# Exercise details
How many of these lines hold the string "JSON"? Answer with the number only.
Begin
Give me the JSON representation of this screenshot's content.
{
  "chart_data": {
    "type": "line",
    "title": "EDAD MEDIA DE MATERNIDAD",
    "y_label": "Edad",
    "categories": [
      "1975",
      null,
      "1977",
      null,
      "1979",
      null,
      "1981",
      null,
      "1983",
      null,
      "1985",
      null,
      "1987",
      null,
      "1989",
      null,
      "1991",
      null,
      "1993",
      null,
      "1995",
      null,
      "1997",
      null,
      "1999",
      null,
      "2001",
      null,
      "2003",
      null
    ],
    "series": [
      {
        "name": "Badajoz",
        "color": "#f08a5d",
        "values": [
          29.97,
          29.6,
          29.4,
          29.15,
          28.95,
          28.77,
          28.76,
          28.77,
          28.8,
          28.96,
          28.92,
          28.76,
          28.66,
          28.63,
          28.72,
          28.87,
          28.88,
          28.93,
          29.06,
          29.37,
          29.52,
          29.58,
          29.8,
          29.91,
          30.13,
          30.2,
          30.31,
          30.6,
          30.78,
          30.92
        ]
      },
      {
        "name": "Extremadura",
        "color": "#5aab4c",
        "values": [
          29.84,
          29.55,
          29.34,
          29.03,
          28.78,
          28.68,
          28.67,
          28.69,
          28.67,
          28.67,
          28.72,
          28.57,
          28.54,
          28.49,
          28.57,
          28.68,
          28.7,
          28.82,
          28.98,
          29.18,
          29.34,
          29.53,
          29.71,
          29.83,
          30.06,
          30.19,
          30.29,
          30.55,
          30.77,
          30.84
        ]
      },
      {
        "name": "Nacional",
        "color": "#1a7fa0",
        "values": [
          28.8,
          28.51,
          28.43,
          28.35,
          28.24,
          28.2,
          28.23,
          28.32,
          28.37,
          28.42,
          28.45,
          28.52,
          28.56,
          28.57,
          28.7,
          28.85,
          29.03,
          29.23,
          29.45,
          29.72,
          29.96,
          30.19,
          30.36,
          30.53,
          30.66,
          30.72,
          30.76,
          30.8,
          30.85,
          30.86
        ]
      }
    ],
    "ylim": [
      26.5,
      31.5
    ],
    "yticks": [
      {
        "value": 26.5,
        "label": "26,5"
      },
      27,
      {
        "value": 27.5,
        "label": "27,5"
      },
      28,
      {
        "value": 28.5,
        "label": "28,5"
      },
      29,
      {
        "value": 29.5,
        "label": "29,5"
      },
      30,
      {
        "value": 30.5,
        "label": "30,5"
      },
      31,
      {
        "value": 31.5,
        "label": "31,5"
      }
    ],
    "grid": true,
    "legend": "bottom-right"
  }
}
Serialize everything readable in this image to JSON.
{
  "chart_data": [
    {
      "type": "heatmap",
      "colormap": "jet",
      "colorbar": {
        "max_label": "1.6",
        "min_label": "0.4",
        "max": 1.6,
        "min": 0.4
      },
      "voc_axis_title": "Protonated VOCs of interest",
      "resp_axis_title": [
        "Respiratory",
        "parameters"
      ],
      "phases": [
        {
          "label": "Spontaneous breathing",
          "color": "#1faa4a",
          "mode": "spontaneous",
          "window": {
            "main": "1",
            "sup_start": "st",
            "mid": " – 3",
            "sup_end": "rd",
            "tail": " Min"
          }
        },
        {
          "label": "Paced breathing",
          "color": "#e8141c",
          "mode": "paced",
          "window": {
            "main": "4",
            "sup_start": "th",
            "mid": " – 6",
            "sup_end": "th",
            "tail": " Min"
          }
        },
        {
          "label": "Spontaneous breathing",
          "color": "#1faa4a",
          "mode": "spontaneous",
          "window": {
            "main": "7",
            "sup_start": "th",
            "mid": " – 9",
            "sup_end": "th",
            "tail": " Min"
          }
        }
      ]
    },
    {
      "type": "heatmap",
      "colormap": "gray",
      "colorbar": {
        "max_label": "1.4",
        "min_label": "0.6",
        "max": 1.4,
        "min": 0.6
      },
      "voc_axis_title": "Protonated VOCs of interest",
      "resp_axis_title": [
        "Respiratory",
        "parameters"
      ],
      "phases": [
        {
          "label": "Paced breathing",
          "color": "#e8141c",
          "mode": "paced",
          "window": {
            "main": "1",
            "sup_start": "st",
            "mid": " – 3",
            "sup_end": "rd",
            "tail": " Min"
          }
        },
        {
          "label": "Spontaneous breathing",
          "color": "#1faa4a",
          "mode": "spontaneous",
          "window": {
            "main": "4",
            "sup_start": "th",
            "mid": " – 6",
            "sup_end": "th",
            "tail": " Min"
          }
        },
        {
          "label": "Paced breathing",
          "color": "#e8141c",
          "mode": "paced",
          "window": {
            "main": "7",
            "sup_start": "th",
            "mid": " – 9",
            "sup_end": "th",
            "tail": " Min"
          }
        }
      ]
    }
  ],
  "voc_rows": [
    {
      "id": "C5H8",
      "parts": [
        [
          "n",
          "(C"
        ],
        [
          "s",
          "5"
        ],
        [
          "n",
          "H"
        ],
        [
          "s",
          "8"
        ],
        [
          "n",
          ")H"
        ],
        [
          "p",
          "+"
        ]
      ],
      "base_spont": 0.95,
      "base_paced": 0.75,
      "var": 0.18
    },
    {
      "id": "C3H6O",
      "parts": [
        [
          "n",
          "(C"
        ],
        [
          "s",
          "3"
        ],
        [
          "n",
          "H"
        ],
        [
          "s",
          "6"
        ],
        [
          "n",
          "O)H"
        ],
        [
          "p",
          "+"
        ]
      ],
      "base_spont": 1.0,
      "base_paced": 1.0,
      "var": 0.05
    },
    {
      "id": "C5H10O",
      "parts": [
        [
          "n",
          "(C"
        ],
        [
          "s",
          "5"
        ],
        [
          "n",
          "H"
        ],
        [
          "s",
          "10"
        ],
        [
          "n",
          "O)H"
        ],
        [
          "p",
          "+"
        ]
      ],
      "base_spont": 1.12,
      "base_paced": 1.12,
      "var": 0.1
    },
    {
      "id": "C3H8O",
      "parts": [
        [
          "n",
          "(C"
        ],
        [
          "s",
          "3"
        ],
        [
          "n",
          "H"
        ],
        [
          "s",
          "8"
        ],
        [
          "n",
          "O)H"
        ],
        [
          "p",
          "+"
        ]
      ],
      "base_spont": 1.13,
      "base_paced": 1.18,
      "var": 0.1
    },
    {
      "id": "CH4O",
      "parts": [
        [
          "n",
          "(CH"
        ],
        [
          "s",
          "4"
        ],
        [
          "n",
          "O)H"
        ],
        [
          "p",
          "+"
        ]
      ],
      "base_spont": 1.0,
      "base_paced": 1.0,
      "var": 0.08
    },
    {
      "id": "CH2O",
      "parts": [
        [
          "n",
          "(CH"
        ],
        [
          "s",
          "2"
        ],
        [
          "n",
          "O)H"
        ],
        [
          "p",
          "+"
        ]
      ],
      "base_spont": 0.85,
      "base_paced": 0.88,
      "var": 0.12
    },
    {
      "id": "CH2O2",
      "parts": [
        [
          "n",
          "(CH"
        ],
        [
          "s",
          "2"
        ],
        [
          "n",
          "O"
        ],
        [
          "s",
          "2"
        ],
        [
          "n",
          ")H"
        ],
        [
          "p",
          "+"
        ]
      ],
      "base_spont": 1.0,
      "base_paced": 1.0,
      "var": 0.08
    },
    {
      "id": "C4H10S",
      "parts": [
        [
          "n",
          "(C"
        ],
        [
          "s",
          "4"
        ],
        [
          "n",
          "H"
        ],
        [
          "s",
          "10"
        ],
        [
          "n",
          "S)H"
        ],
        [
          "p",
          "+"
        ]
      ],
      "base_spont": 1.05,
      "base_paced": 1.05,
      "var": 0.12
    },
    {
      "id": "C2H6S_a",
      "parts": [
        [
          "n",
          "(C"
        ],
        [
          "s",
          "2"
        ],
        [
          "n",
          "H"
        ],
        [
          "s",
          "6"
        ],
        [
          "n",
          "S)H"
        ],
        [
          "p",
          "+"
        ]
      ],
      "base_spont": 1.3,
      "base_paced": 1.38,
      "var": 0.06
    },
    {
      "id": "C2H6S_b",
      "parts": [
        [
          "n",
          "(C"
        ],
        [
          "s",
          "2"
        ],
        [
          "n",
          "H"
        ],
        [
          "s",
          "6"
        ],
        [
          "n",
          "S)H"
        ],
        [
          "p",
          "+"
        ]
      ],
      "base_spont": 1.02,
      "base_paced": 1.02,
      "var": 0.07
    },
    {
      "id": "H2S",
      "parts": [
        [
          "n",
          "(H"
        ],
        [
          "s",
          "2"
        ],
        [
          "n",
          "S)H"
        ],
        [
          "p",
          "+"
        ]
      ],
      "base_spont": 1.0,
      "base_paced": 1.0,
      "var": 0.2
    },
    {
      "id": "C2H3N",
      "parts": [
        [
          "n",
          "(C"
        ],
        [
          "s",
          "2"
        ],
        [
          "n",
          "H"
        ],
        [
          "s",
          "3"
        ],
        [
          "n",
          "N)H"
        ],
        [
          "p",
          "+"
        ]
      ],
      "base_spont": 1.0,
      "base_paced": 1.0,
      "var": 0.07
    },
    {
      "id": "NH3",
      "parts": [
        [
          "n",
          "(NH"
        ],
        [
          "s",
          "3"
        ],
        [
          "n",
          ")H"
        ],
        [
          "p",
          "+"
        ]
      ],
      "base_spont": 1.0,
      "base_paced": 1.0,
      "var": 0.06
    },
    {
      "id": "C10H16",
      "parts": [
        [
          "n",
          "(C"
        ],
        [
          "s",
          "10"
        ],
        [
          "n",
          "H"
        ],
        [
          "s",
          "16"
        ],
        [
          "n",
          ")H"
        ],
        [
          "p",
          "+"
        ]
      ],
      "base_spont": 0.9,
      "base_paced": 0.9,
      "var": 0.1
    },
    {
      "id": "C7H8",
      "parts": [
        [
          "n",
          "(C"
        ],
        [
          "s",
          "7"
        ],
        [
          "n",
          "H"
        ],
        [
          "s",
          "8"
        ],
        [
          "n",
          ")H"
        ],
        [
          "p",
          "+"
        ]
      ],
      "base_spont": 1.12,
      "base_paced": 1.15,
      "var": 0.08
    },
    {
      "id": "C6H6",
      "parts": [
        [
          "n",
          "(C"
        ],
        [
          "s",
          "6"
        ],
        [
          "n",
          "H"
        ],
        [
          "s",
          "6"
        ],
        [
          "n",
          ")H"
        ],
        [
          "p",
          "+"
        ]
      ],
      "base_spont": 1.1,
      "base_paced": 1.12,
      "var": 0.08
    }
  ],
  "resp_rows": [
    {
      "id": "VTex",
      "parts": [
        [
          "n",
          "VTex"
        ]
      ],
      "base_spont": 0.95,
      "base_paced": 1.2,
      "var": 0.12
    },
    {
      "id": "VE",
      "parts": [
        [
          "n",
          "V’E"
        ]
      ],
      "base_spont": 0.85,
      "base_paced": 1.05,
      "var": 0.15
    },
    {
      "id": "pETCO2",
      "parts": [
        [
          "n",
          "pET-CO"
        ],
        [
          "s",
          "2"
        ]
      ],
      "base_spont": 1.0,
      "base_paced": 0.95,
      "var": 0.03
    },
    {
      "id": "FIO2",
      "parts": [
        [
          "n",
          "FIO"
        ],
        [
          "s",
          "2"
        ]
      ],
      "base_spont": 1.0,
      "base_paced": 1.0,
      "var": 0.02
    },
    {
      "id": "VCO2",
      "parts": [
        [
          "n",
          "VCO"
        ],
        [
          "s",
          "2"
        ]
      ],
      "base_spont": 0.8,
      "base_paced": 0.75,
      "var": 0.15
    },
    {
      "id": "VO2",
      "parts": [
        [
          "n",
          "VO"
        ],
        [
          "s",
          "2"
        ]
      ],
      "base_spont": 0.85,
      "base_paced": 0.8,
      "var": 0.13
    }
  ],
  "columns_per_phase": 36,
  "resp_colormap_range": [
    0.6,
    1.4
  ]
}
End
# Finished answer
2